[START OF Records for this exercise]

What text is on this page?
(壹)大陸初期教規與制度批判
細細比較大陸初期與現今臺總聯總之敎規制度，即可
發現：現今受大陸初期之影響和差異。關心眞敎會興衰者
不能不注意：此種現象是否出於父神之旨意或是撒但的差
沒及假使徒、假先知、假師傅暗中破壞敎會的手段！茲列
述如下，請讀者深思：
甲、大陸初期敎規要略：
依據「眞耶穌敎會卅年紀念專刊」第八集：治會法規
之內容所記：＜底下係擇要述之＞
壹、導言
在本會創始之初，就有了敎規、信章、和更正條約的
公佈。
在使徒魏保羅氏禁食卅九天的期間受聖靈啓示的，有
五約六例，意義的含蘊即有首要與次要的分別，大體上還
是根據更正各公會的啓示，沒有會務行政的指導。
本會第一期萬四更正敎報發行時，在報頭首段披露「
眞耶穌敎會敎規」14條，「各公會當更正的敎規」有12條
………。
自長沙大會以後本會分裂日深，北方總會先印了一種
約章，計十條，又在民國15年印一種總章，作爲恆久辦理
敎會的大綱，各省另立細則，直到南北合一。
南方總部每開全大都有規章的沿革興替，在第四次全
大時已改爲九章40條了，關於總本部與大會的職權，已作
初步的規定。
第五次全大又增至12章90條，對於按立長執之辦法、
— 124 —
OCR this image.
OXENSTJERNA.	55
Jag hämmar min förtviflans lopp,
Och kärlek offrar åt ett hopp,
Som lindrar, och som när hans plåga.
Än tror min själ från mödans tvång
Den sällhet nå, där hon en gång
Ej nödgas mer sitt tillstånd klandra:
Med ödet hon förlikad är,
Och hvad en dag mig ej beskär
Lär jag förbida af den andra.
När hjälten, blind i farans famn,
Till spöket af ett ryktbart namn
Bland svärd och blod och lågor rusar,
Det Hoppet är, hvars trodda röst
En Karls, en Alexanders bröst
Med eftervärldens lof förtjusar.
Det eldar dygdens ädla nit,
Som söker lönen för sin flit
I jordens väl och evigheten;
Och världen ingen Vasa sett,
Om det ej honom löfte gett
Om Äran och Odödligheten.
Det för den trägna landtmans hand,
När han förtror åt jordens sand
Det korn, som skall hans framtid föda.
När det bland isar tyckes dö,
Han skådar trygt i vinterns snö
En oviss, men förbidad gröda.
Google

[END OF Records for this exercise]

* **Given task**
Write out every entry verbatim.

* **Output**
What text is on this page?
(壹)大陸初期教規與制度批判
細細比較大陸初期與現今臺總聯總之敎規制度，即可
發現：現今受大陸初期之影響和差異。關心眞敎會興衰者
不能不注意：此種現象是否出於父神之旨意或是撒但的差
沒及假使徒、假先知、假師傅暗中破壞敎會的手段！茲列
述如下，請讀者深思：
甲、大陸初期敎規要略：
依據「眞耶穌敎會卅年紀念專刊」第八集：治會法規
之內容所記：＜底下係擇要述之＞
壹、導言
在本會創始之初，就有了敎規、信章、和更正條約的
公佈。
在使徒魏保羅氏禁食卅九天的期間受聖靈啓示的，有
五約六例，意義的含蘊即有首要與次要的分別，大體上還
是根據更正各公會的啓示，沒有會務行政的指導。
本會第一期萬四更正敎報發行時，在報頭首段披露「
眞耶穌敎會敎規」14條，「各公會當更正的敎規」有12條
………。
自長沙大會以後本會分裂日深，北方總會先印了一種
約章，計十條，又在民國15年印一種總章，作爲恆久辦理
敎會的大綱，各省另立細則，直到南北合一。
南方總部每開全大都有規章的沿革興替，在第四次全
大時已改爲九章40條了，關於總本部與大會的職權，已作
初步的規定。
第五次全大又增至12章90條，對於按立長執之辦法、
— 124 —
OCR this image.
OXENSTJERNA.	55
Jag hämmar min förtviflans lopp,
Och kärlek offrar åt ett hopp,
Som lindrar, och som när hans plåga.
Än tror min själ från mödans tvång
Den sällhet nå, där hon en gång
Ej nödgas mer sitt tillstånd klandra:
Med ödet hon förlikad är,
Och hvad en dag mig ej beskär
Lär jag förbida af den andra.
När hjälten, blind i farans famn,
Till spöket af ett ryktbart namn
Bland svärd och blod och lågor rusar,
Det Hoppet är, hvars trodda röst
En Karls, en Alexanders bröst
Med eftervärldens lof förtjusar.
Det eldar dygdens ädla nit,
Som söker lönen för sin flit
I jordens väl och evigheten;
Och världen ingen Vasa sett,
Om det ej honom löfte gett
Om Äran och Odödligheten.
Det för den trägna landtmans hand,
När han förtror åt jordens sand
Det korn, som skall hans framtid föda.
När det bland isar tyckes dö,
Han skådar trygt i vinterns snö
En oviss, men förbidad gröda.
Google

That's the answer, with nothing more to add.